(Recorded data)
---+---

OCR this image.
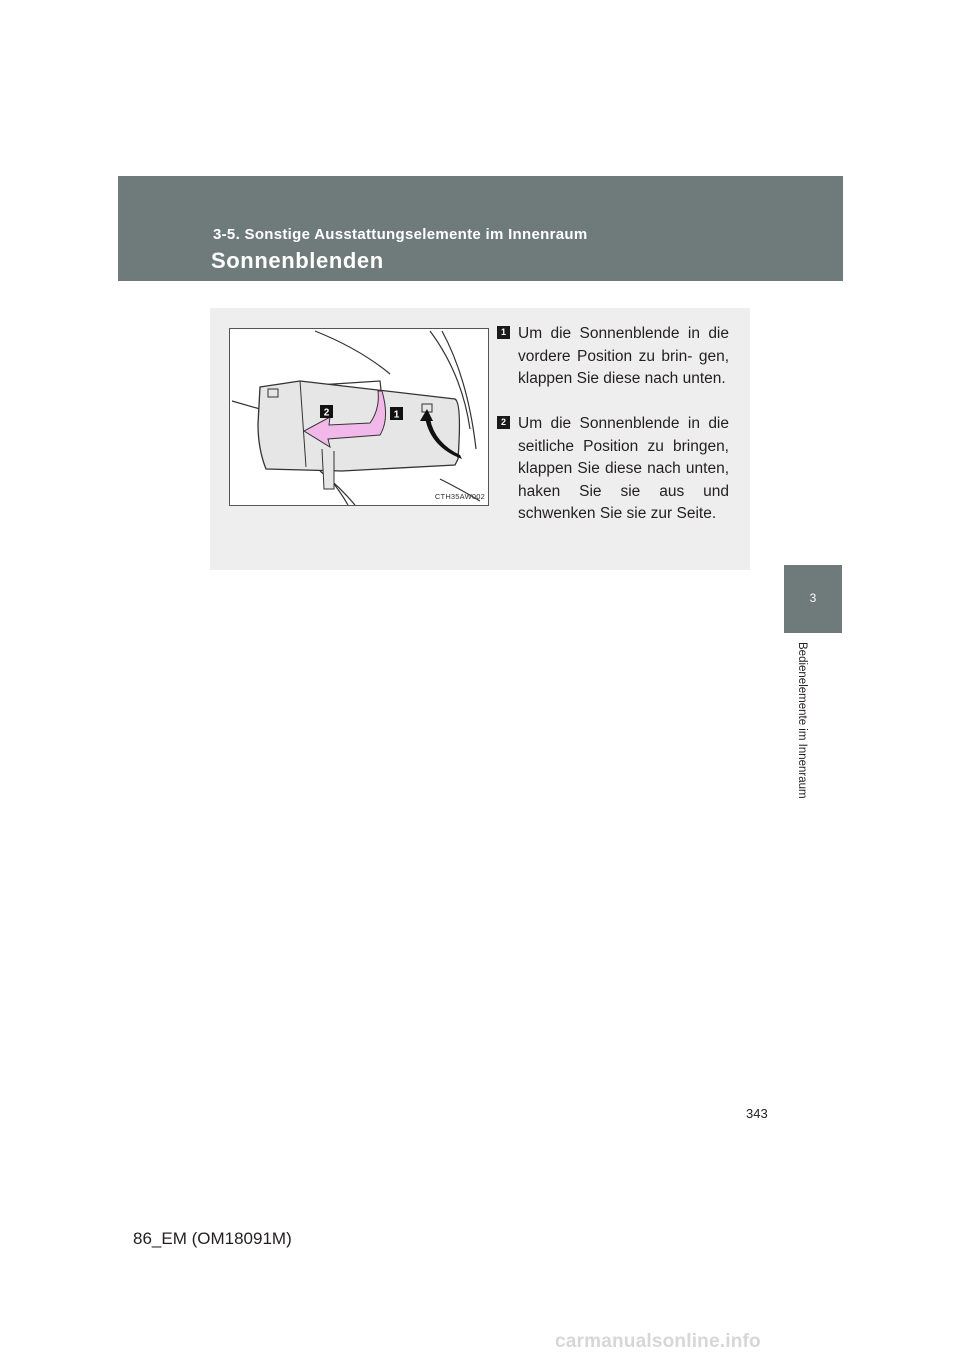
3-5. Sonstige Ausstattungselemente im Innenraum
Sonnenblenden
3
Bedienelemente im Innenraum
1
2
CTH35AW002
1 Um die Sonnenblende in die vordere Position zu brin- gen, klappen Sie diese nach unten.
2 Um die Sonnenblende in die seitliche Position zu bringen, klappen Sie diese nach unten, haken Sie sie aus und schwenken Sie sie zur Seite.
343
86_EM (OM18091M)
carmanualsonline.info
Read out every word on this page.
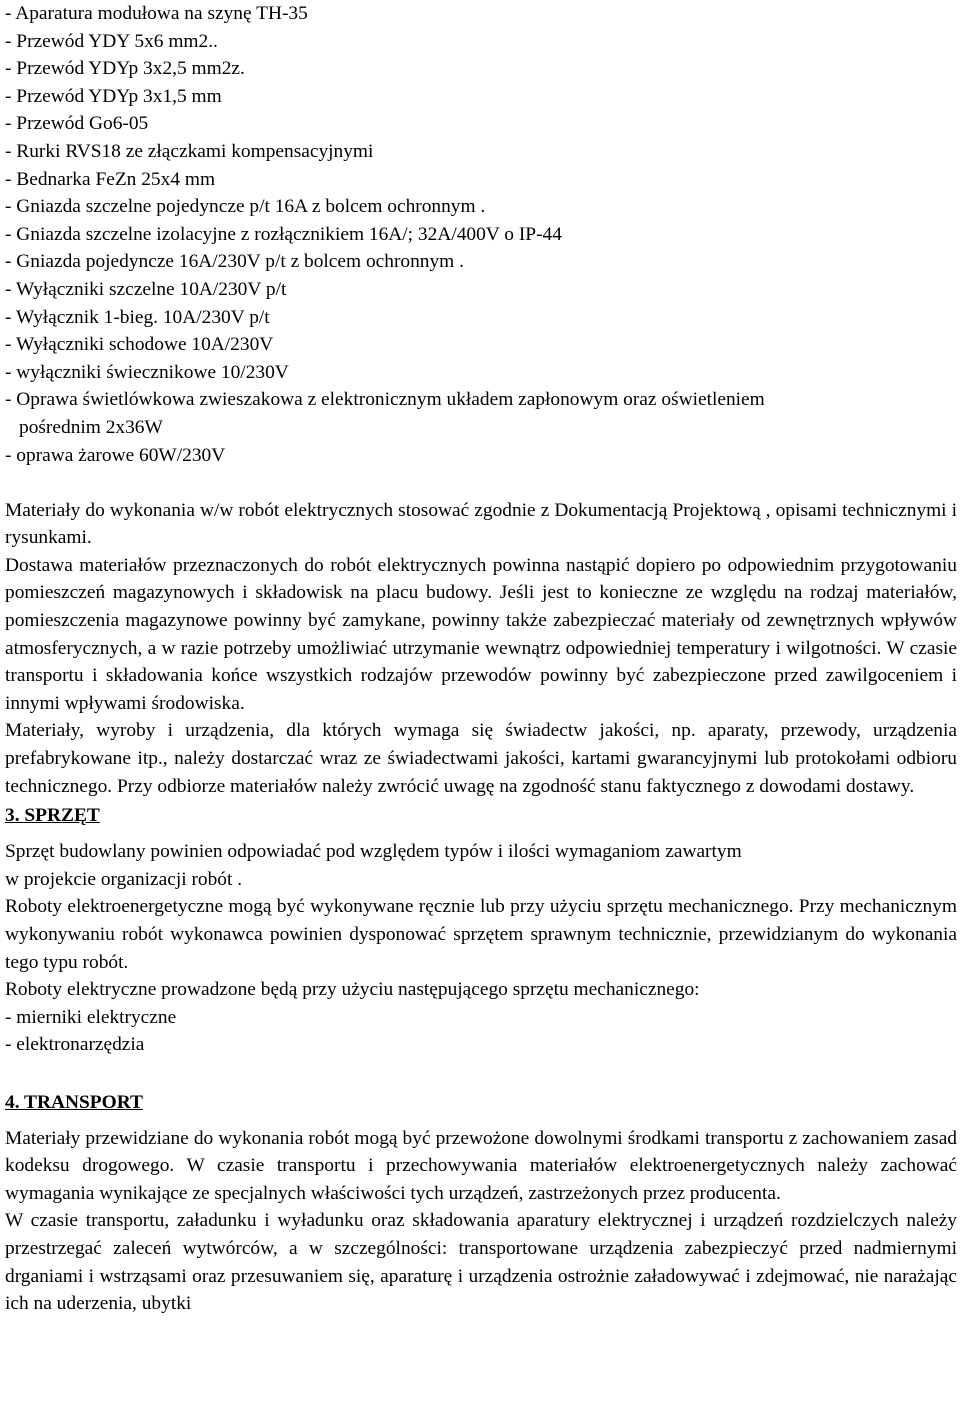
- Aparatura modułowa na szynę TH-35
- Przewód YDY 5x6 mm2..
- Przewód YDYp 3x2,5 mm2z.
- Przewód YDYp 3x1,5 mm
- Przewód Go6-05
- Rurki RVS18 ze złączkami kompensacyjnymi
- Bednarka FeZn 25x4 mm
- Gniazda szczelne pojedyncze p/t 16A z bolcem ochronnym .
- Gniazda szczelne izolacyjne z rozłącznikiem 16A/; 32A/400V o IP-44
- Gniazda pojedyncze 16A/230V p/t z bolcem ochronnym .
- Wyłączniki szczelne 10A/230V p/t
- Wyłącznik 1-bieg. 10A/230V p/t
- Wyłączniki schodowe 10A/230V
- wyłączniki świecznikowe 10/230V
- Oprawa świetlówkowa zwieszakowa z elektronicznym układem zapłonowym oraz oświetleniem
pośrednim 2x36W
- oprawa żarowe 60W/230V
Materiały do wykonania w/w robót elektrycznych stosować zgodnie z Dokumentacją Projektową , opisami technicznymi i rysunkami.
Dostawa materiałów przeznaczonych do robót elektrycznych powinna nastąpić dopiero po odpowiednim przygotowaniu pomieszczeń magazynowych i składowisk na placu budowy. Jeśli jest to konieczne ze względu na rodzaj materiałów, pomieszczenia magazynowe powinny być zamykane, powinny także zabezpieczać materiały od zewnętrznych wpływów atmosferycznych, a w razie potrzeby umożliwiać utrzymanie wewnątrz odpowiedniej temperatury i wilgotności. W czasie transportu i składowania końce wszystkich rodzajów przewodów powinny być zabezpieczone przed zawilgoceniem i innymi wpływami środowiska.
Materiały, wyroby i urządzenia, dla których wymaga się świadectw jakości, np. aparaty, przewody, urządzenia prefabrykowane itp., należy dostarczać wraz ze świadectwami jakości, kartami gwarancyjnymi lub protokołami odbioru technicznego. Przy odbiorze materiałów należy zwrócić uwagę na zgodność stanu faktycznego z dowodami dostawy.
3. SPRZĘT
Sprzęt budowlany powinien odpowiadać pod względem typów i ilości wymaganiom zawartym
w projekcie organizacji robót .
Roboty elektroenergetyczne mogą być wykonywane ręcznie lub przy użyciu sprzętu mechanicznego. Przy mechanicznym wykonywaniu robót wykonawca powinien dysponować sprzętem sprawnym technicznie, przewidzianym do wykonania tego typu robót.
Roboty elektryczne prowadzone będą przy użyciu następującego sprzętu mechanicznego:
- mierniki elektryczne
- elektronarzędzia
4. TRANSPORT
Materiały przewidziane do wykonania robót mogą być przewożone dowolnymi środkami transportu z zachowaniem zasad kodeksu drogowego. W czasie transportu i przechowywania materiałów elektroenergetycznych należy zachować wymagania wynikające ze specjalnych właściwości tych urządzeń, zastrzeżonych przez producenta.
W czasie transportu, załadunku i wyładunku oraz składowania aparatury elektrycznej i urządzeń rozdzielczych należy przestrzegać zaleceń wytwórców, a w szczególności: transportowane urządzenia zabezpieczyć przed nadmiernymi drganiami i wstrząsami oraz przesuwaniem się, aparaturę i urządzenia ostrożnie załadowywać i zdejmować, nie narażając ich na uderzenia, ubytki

---+---

**Exercise task:**
Reproduce the material in its entirety and word for word, without the pictures.

**Result for this task:**
OCR this image.
3-5. Sonstige Ausstattungselemente im Innenraum
Sonnenblenden
3
Bedienelemente im Innenraum
1
2
CTH35AW002
1 Um die Sonnenblende in die vordere Position zu brin- gen, klappen Sie diese nach unten.
2 Um die Sonnenblende in die seitliche Position zu bringen, klappen Sie diese nach unten, haken Sie sie aus und schwenken Sie sie zur Seite.
343
86_EM (OM18091M)
carmanualsonline.info
Read out every word on this page.
- Aparatura modułowa na szynę TH-35
- Przewód YDY 5x6 mm2..
- Przewód YDYp 3x2,5 mm2z.
- Przewód YDYp 3x1,5 mm
- Przewód Go6-05
- Rurki RVS18 ze złączkami kompensacyjnymi
- Bednarka FeZn 25x4 mm
- Gniazda szczelne pojedyncze p/t 16A z bolcem ochronnym .
- Gniazda szczelne izolacyjne z rozłącznikiem 16A/; 32A/400V o IP-44
- Gniazda pojedyncze 16A/230V p/t z bolcem ochronnym .
- Wyłączniki szczelne 10A/230V p/t
- Wyłącznik 1-bieg. 10A/230V p/t
- Wyłączniki schodowe 10A/230V
- wyłączniki świecznikowe 10/230V
- Oprawa świetlówkowa zwieszakowa z elektronicznym układem zapłonowym oraz oświetleniem
pośrednim 2x36W
- oprawa żarowe 60W/230V
Materiały do wykonania w/w robót elektrycznych stosować zgodnie z Dokumentacją Projektową , opisami technicznymi i rysunkami.
Dostawa materiałów przeznaczonych do robót elektrycznych powinna nastąpić dopiero po odpowiednim przygotowaniu pomieszczeń magazynowych i składowisk na placu budowy. Jeśli jest to konieczne ze względu na rodzaj materiałów, pomieszczenia magazynowe powinny być zamykane, powinny także zabezpieczać materiały od zewnętrznych wpływów atmosferycznych, a w razie potrzeby umożliwiać utrzymanie wewnątrz odpowiedniej temperatury i wilgotności. W czasie transportu i składowania końce wszystkich rodzajów przewodów powinny być zabezpieczone przed zawilgoceniem i innymi wpływami środowiska.
Materiały, wyroby i urządzenia, dla których wymaga się świadectw jakości, np. aparaty, przewody, urządzenia prefabrykowane itp., należy dostarczać wraz ze świadectwami jakości, kartami gwarancyjnymi lub protokołami odbioru technicznego. Przy odbiorze materiałów należy zwrócić uwagę na zgodność stanu faktycznego z dowodami dostawy.
3. SPRZĘT
Sprzęt budowlany powinien odpowiadać pod względem typów i ilości wymaganiom zawartym
w projekcie organizacji robót .
Roboty elektroenergetyczne mogą być wykonywane ręcznie lub przy użyciu sprzętu mechanicznego. Przy mechanicznym wykonywaniu robót wykonawca powinien dysponować sprzętem sprawnym technicznie, przewidzianym do wykonania tego typu robót.
Roboty elektryczne prowadzone będą przy użyciu następującego sprzętu mechanicznego:
- mierniki elektryczne
- elektronarzędzia
4. TRANSPORT
Materiały przewidziane do wykonania robót mogą być przewożone dowolnymi środkami transportu z zachowaniem zasad kodeksu drogowego. W czasie transportu i przechowywania materiałów elektroenergetycznych należy zachować wymagania wynikające ze specjalnych właściwości tych urządzeń, zastrzeżonych przez producenta.
W czasie transportu, załadunku i wyładunku oraz składowania aparatury elektrycznej i urządzeń rozdzielczych należy przestrzegać zaleceń wytwórców, a w szczególności: transportowane urządzenia zabezpieczyć przed nadmiernymi drganiami i wstrząsami oraz przesuwaniem się, aparaturę i urządzenia ostrożnie załadowywać i zdejmować, nie narażając ich na uderzenia, ubytki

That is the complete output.